■ **TASK DESCRIPTION**
Give the material once more, word for word, without any images.

■ **PROVIDED RECORDS**

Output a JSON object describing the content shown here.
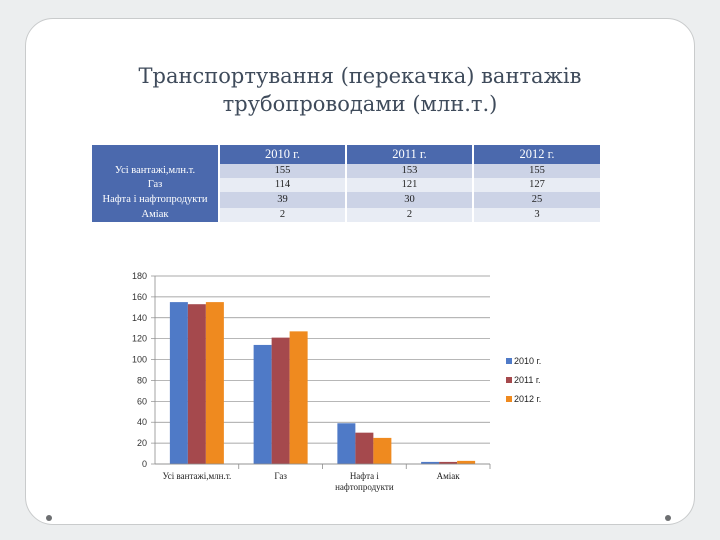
{
  "title": {
    "line1": "Транспортування (перекачка) вантажів",
    "line2": "трубопроводами (млн.т.)"
  },
  "table": {
    "headers": [
      "2010 г.",
      "2011 г.",
      "2012 г."
    ],
    "rows": [
      {
        "label": "Усі вантажі,млн.т.",
        "values": [
          "155",
          "153",
          "155"
        ]
      },
      {
        "label": "Газ",
        "values": [
          "114",
          "121",
          "127"
        ]
      },
      {
        "label": "Нафта і нафтопродукти",
        "values": [
          "39",
          "30",
          "25"
        ]
      },
      {
        "label": "Аміак",
        "values": [
          "2",
          "2",
          "3"
        ]
      }
    ]
  },
  "chart_data": {
    "type": "bar",
    "categories": [
      "Усі вантажі,млн.т.",
      "Газ",
      "Нафта і нафтопродукти",
      "Аміак"
    ],
    "series": [
      {
        "name": "2010 г.",
        "values": [
          155,
          114,
          39,
          2
        ],
        "color": "#4f7ac7"
      },
      {
        "name": "2011 г.",
        "values": [
          153,
          121,
          30,
          2
        ],
        "color": "#a5494d"
      },
      {
        "name": "2012 г.",
        "values": [
          155,
          127,
          25,
          3
        ],
        "color": "#ef8a1f"
      }
    ],
    "ylim": [
      0,
      180
    ],
    "yticks": [
      0,
      20,
      40,
      60,
      80,
      100,
      120,
      140,
      160,
      180
    ],
    "grid": true,
    "legend": "right"
  }
}
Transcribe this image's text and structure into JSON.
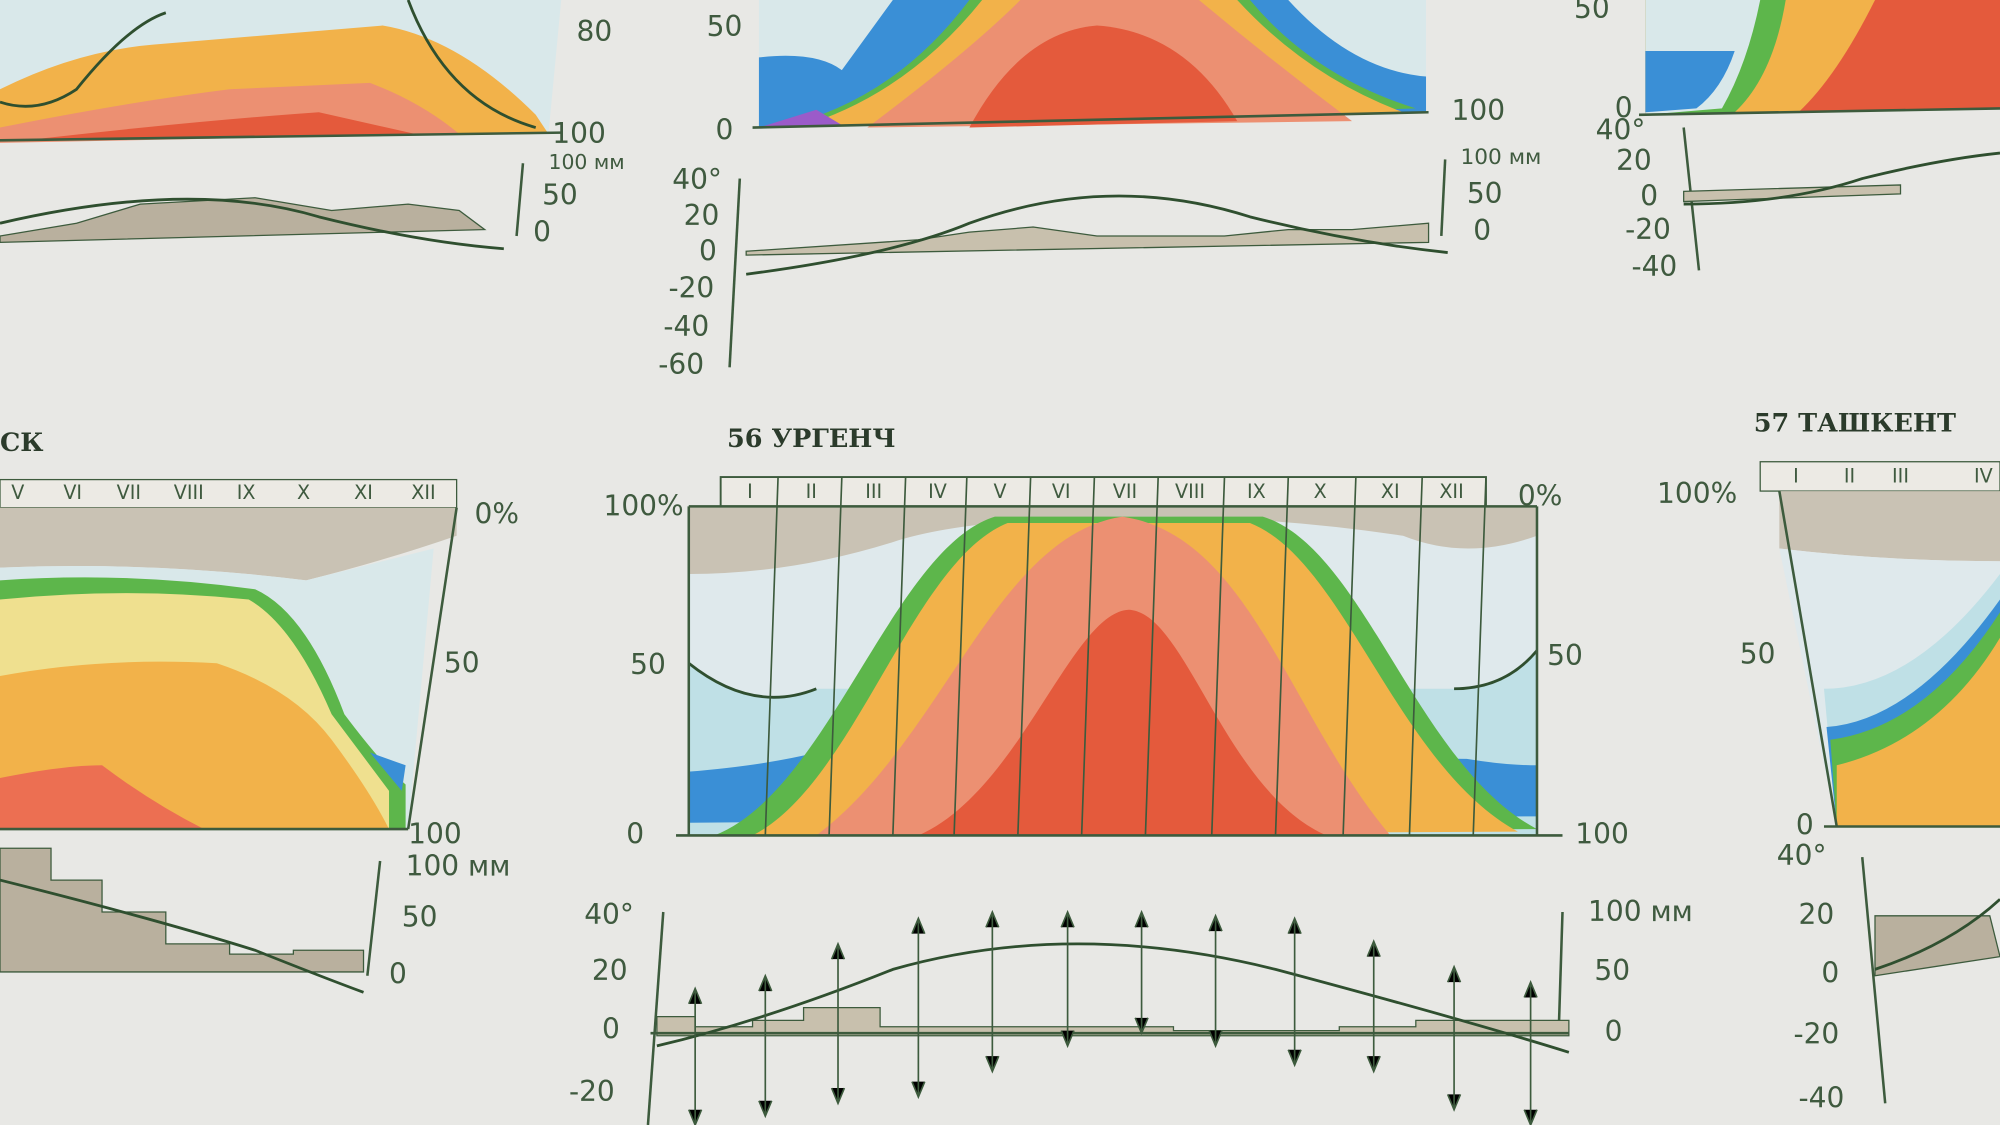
{
  "panels": {
    "top_left": {
      "right_axis": [
        "80",
        "100"
      ],
      "precip_axis": [
        "100 мм",
        "50",
        "0"
      ]
    },
    "top_middle": {
      "left_axis": [
        "50",
        "0"
      ],
      "right_axis": [
        "100"
      ],
      "temp_axis": [
        "40°",
        "20",
        "0",
        "-20",
        "-40",
        "-60"
      ],
      "precip_axis": [
        "100 мм",
        "50",
        "0"
      ]
    },
    "top_right": {
      "left_axis": [
        "50",
        "0"
      ],
      "temp_axis": [
        "40°",
        "20",
        "0",
        "-20",
        "-40"
      ]
    },
    "bottom_left": {
      "title": "СК",
      "months": [
        "V",
        "VI",
        "VII",
        "VIII",
        "IX",
        "X",
        "XI",
        "XII"
      ],
      "right_axis": [
        "0%",
        "50",
        "100"
      ],
      "precip_axis": [
        "100 мм",
        "50",
        "0"
      ]
    },
    "urgench": {
      "title": "56  УРГЕНЧ",
      "months": [
        "I",
        "II",
        "III",
        "IV",
        "V",
        "VI",
        "VII",
        "VIII",
        "IX",
        "X",
        "XI",
        "XII"
      ],
      "left_axis": [
        "100%",
        "50",
        "0"
      ],
      "right_axis": [
        "0%",
        "50",
        "100"
      ],
      "temp_axis": [
        "40°",
        "20",
        "0",
        "-20"
      ],
      "precip_axis": [
        "100 мм",
        "50",
        "0"
      ]
    },
    "tashkent": {
      "title": "57  ТАШКЕНТ",
      "months": [
        "I",
        "II",
        "III",
        "IV"
      ],
      "left_axis": [
        "100%",
        "50",
        "0"
      ],
      "temp_axis": [
        "40°",
        "20",
        "0",
        "-20",
        "-40"
      ]
    }
  }
}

■ **EXERCISE OUTPUT**
Output a JSON object describing the content shown here.
{
  "title": {
    "line1": "Транспортування (перекачка) вантажів",
    "line2": "трубопроводами (млн.т.)"
  },
  "table": {
    "headers": [
      "2010 г.",
      "2011 г.",
      "2012 г."
    ],
    "rows": [
      {
        "label": "Усі вантажі,млн.т.",
        "values": [
          "155",
          "153",
          "155"
        ]
      },
      {
        "label": "Газ",
        "values": [
          "114",
          "121",
          "127"
        ]
      },
      {
        "label": "Нафта і нафтопродукти",
        "values": [
          "39",
          "30",
          "25"
        ]
      },
      {
        "label": "Аміак",
        "values": [
          "2",
          "2",
          "3"
        ]
      }
    ]
  },
  "chart_data": {
    "type": "bar",
    "categories": [
      "Усі вантажі,млн.т.",
      "Газ",
      "Нафта і нафтопродукти",
      "Аміак"
    ],
    "series": [
      {
        "name": "2010 г.",
        "values": [
          155,
          114,
          39,
          2
        ],
        "color": "#4f7ac7"
      },
      {
        "name": "2011 г.",
        "values": [
          153,
          121,
          30,
          2
        ],
        "color": "#a5494d"
      },
      {
        "name": "2012 г.",
        "values": [
          155,
          127,
          25,
          3
        ],
        "color": "#ef8a1f"
      }
    ],
    "ylim": [
      0,
      180
    ],
    "yticks": [
      0,
      20,
      40,
      60,
      80,
      100,
      120,
      140,
      160,
      180
    ],
    "grid": true,
    "legend": "right"
  }
}
Transcribe this image's text and structure into JSON.
{
  "panels": {
    "top_left": {
      "right_axis": [
        "80",
        "100"
      ],
      "precip_axis": [
        "100 мм",
        "50",
        "0"
      ]
    },
    "top_middle": {
      "left_axis": [
        "50",
        "0"
      ],
      "right_axis": [
        "100"
      ],
      "temp_axis": [
        "40°",
        "20",
        "0",
        "-20",
        "-40",
        "-60"
      ],
      "precip_axis": [
        "100 мм",
        "50",
        "0"
      ]
    },
    "top_right": {
      "left_axis": [
        "50",
        "0"
      ],
      "temp_axis": [
        "40°",
        "20",
        "0",
        "-20",
        "-40"
      ]
    },
    "bottom_left": {
      "title": "СК",
      "months": [
        "V",
        "VI",
        "VII",
        "VIII",
        "IX",
        "X",
        "XI",
        "XII"
      ],
      "right_axis": [
        "0%",
        "50",
        "100"
      ],
      "precip_axis": [
        "100 мм",
        "50",
        "0"
      ]
    },
    "urgench": {
      "title": "56  УРГЕНЧ",
      "months": [
        "I",
        "II",
        "III",
        "IV",
        "V",
        "VI",
        "VII",
        "VIII",
        "IX",
        "X",
        "XI",
        "XII"
      ],
      "left_axis": [
        "100%",
        "50",
        "0"
      ],
      "right_axis": [
        "0%",
        "50",
        "100"
      ],
      "temp_axis": [
        "40°",
        "20",
        "0",
        "-20"
      ],
      "precip_axis": [
        "100 мм",
        "50",
        "0"
      ]
    },
    "tashkent": {
      "title": "57  ТАШКЕНТ",
      "months": [
        "I",
        "II",
        "III",
        "IV"
      ],
      "left_axis": [
        "100%",
        "50",
        "0"
      ],
      "temp_axis": [
        "40°",
        "20",
        "0",
        "-20",
        "-40"
      ]
    }
  }
}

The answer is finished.